Give the number of lines holding the string "Ozone" and nothing more.

>> Begin Record extracts

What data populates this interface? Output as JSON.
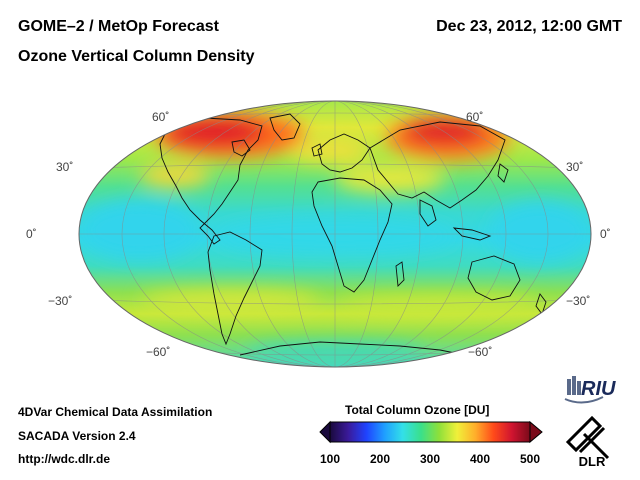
{
  "header": {
    "title_line1": "GOME–2 / MetOp Forecast",
    "title_line2": "Ozone Vertical Column Density",
    "datetime": "Dec 23, 2012, 12:00 GMT"
  },
  "map": {
    "projection": "Hammer-Aitoff (global)",
    "lat_labels": {
      "north60": "60˚",
      "north30": "30˚",
      "equator": "0˚",
      "south30": "−30˚",
      "south60": "−60˚"
    }
  },
  "colorbar": {
    "title": "Total Column Ozone [DU]",
    "ticks": [
      "100",
      "200",
      "300",
      "400",
      "500"
    ],
    "colors": [
      "#1a0a3d",
      "#3a1a9a",
      "#1f43ff",
      "#1f9fff",
      "#33e0e8",
      "#3ae08a",
      "#8ee03a",
      "#f0f03a",
      "#ffae2a",
      "#ff4a1a",
      "#d01430",
      "#7a0a1a"
    ]
  },
  "footer": {
    "line1": "4DVar Chemical Data Assimilation",
    "line2": "SACADA Version 2.4",
    "line3": "http://wdc.dlr.de"
  },
  "logos": {
    "riu": "RIU",
    "dlr": "DLR"
  }
}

>> End Record extracts

*Reply*. 2